DIRECTION – Filter the records below and copy every line containing the word "thuật".
═════ ENTRIES PROVIDED
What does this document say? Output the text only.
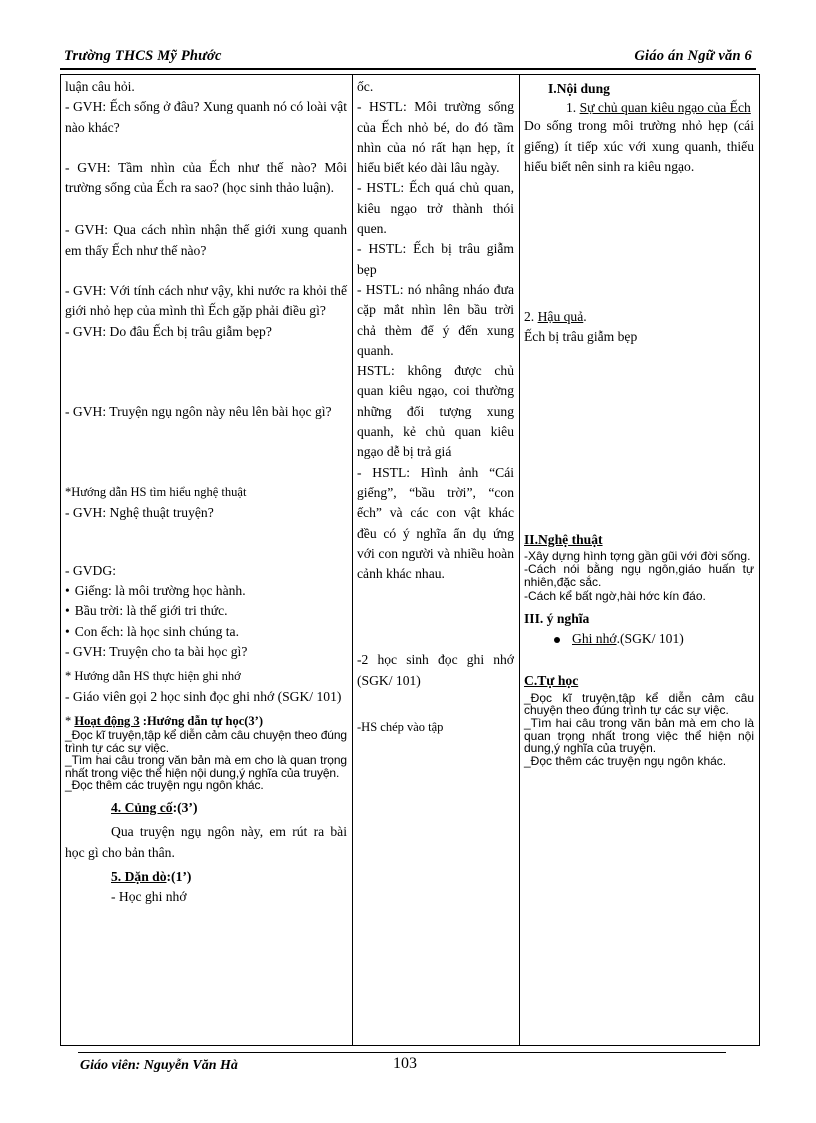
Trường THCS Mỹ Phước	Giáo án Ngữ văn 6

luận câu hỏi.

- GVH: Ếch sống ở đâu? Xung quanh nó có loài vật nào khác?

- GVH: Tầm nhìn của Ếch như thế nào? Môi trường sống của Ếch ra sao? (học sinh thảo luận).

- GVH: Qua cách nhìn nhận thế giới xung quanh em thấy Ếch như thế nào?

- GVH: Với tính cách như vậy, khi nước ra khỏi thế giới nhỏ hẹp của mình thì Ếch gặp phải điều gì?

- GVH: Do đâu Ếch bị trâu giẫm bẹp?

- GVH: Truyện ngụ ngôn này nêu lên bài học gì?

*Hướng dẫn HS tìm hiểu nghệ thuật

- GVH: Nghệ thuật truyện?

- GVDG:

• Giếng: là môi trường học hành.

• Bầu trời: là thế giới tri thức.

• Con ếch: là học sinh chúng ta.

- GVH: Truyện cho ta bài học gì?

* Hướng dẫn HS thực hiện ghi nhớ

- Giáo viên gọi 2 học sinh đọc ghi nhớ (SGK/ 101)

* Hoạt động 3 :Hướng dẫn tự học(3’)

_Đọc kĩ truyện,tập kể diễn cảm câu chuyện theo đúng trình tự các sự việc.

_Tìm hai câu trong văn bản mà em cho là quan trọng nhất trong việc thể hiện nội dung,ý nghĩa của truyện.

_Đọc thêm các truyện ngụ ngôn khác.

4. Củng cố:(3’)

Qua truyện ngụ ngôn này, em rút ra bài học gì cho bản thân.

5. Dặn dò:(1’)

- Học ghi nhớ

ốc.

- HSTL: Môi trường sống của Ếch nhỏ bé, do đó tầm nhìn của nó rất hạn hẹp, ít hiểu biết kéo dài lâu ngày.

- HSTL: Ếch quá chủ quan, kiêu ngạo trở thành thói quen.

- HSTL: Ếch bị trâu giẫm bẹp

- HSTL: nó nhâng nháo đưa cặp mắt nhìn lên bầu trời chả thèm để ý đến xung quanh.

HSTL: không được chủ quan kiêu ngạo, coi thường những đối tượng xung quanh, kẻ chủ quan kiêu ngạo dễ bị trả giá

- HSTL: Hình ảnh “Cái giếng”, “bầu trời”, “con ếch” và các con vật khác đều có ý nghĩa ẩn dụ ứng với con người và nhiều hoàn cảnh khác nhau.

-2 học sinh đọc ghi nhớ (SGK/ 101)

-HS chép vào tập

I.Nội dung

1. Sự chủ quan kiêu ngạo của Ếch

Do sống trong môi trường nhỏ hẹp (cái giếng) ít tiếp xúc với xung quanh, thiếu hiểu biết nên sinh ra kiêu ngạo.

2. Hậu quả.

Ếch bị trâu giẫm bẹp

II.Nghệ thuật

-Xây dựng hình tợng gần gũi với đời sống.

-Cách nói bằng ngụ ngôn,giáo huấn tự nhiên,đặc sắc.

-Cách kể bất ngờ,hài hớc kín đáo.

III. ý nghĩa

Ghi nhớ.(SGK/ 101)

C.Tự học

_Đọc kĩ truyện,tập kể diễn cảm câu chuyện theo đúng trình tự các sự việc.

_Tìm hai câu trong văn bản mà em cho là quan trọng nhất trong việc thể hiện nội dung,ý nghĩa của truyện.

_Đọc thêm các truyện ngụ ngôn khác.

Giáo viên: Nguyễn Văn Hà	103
══════════
═════ ENTRIES PROVIDED
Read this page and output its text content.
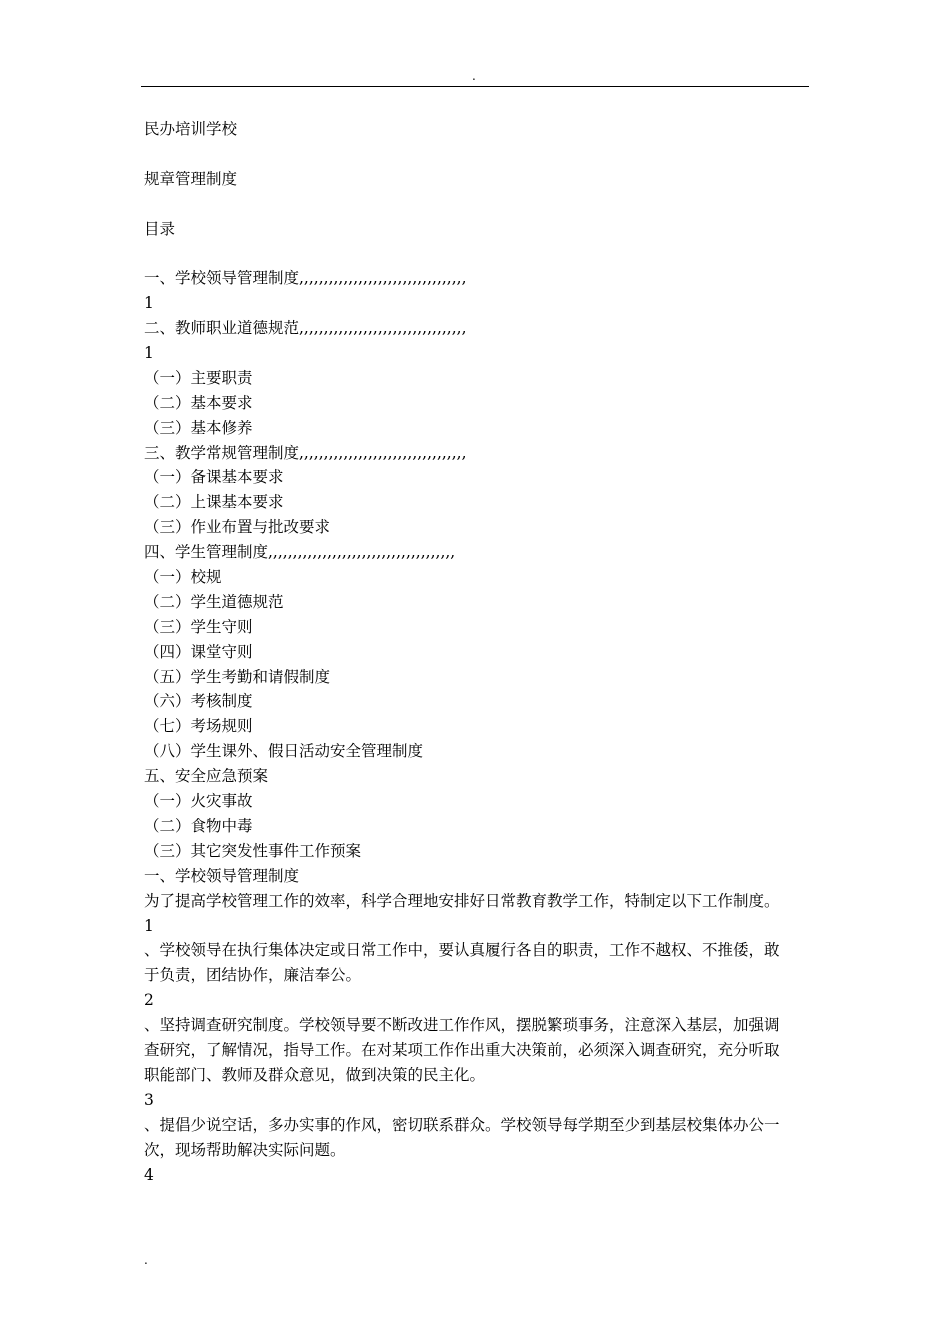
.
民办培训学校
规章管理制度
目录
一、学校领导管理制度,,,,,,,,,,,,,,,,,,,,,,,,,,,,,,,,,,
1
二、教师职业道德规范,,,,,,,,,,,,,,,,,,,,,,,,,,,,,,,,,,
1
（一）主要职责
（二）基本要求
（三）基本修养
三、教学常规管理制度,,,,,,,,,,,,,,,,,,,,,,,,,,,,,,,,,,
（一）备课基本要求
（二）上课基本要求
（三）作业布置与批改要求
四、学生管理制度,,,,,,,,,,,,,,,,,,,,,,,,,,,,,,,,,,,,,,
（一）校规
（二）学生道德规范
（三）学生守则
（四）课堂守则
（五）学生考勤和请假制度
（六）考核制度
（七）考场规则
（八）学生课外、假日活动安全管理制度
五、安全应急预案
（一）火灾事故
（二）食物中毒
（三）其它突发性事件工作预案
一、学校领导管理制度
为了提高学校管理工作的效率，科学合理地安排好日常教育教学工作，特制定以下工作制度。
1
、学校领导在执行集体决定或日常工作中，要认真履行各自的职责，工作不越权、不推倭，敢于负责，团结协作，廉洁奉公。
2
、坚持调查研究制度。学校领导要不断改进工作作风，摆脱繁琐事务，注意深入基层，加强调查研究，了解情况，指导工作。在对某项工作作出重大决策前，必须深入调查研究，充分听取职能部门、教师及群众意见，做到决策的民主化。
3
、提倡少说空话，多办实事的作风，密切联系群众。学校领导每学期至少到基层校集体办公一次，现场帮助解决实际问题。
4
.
══════════
RESPONSE TO THE TASK –
*Hướng dẫn HS tìm hiểu nghệ thuật
- GVH: Nghệ thuật truyện?
II.Nghệ thuật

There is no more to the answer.